PROBLEM DETAILS:
Set the listing down again in full, word for word, with the pictures left out.

(Dataset items)
:::
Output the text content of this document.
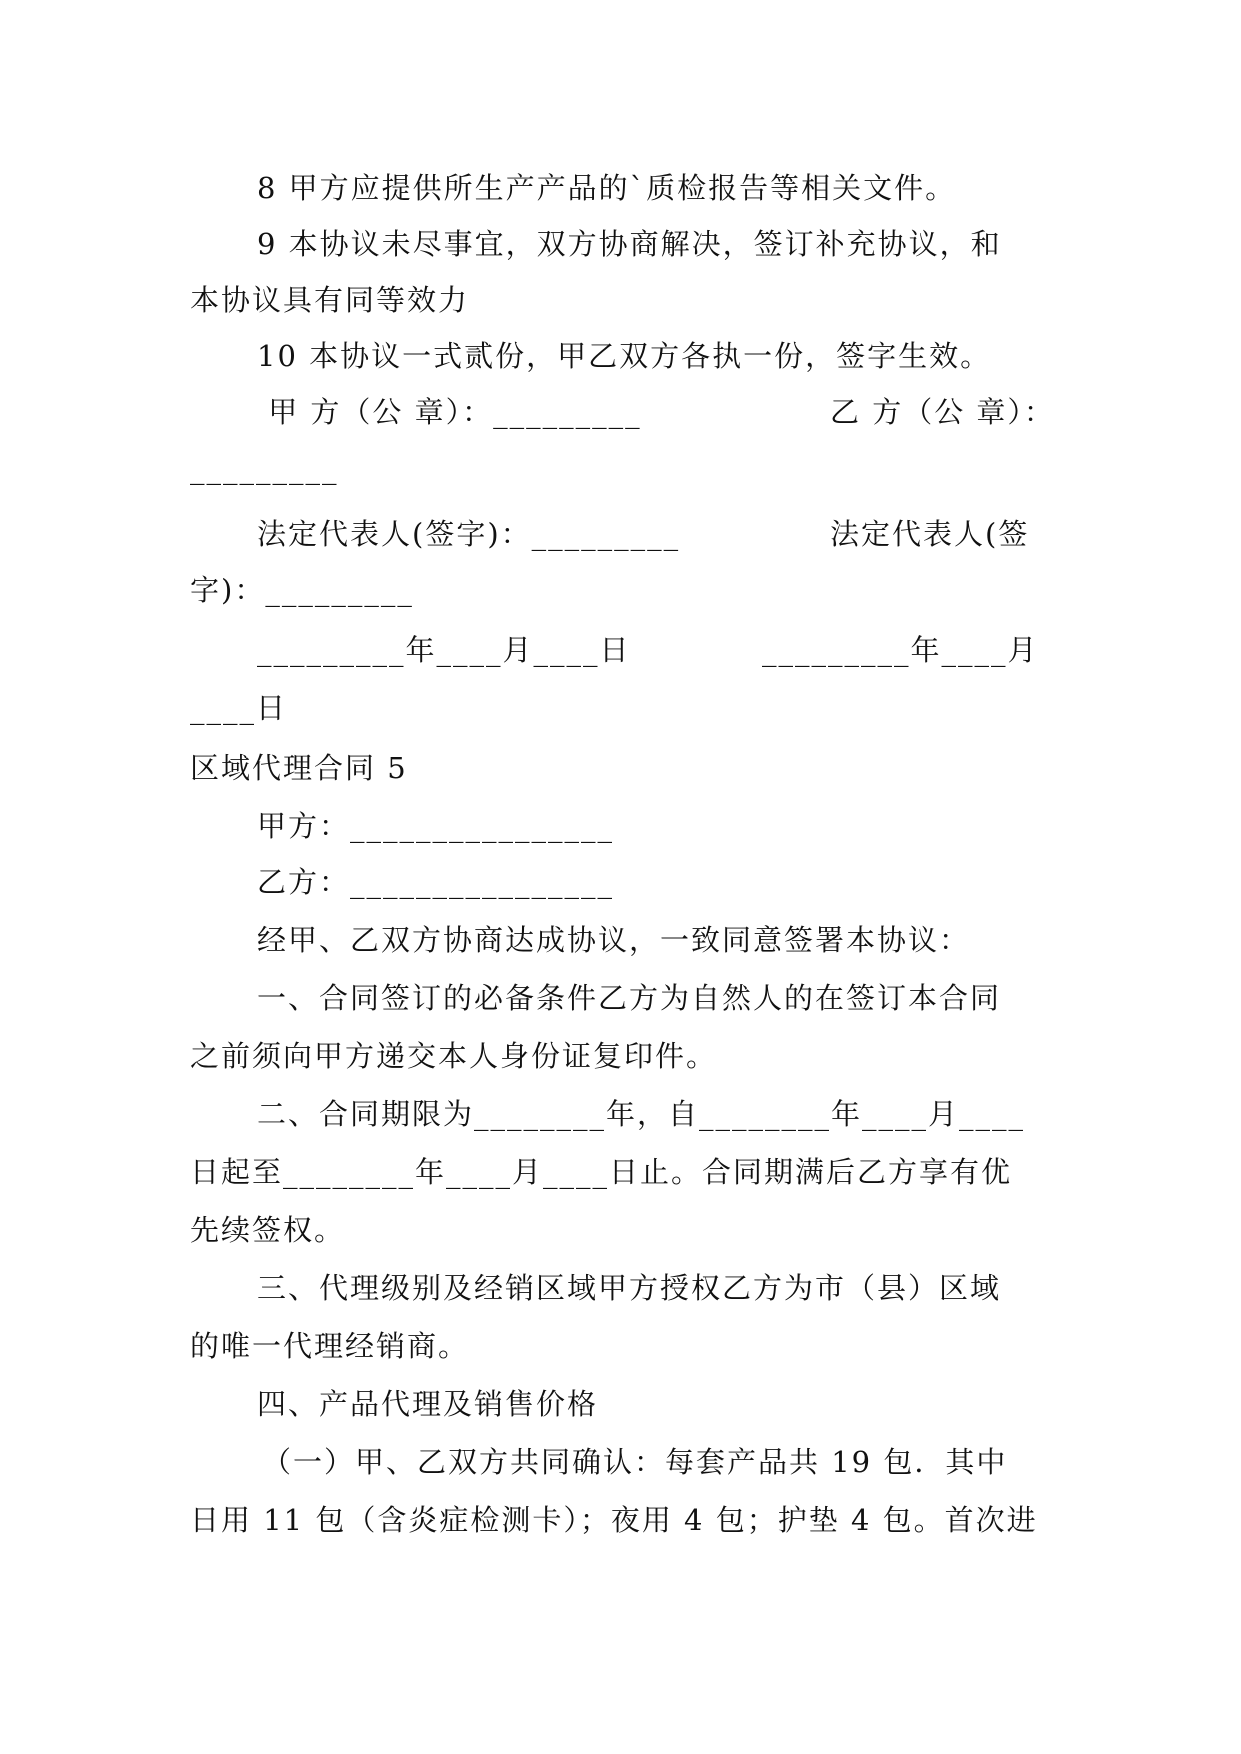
8 甲方应提供所生产产品的`质检报告等相关文件。
9 本协议未尽事宜，双方协商解决，签订补充协议，和
本协议具有同等效力
10 本协议一式贰份，甲乙双方各执一份，签字生效。
甲 方（公 章）：_________	乙 方（公 章）：
_________
法定代表人(签字)：_________	法定代表人(签
字)：_________
_________年____月____日	_________年____月
____日
区域代理合同 5
甲方：________________
乙方：________________
经甲、乙双方协商达成协议，一致同意签署本协议：
一、合同签订的必备条件乙方为自然人的在签订本合同
之前须向甲方递交本人身份证复印件。
二、合同期限为________年，自________年____月____
日起至________年____月____日止。合同期满后乙方享有优
先续签权。
三、代理级别及经销区域甲方授权乙方为市（县）区域
的唯一代理经销商。
四、产品代理及销售价格
（一）甲、乙双方共同确认：每套产品共 19 包．其中
日用 11 包（含炎症检测卡）；夜用 4 包；护垫 4 包。首次进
:::
WRITTEN RESPONSE:
Output the text content of this document.
8 甲方应提供所生产产品的`质检报告等相关文件。
9 本协议未尽事宜，双方协商解决，签订补充协议，和
本协议具有同等效力
10 本协议一式贰份，甲乙双方各执一份，签字生效。
甲 方（公 章）：_________	乙 方（公 章）：
_________
法定代表人(签字)：_________	法定代表人(签
字)：_________
_________年____月____日	_________年____月
____日
区域代理合同 5
甲方：________________
乙方：________________
经甲、乙双方协商达成协议，一致同意签署本协议：
一、合同签订的必备条件乙方为自然人的在签订本合同
之前须向甲方递交本人身份证复印件。
二、合同期限为________年，自________年____月____
日起至________年____月____日止。合同期满后乙方享有优
先续签权。
三、代理级别及经销区域甲方授权乙方为市（县）区域
的唯一代理经销商。
四、产品代理及销售价格
（一）甲、乙双方共同确认：每套产品共 19 包．其中
日用 11 包（含炎症检测卡）；夜用 4 包；护垫 4 包。首次进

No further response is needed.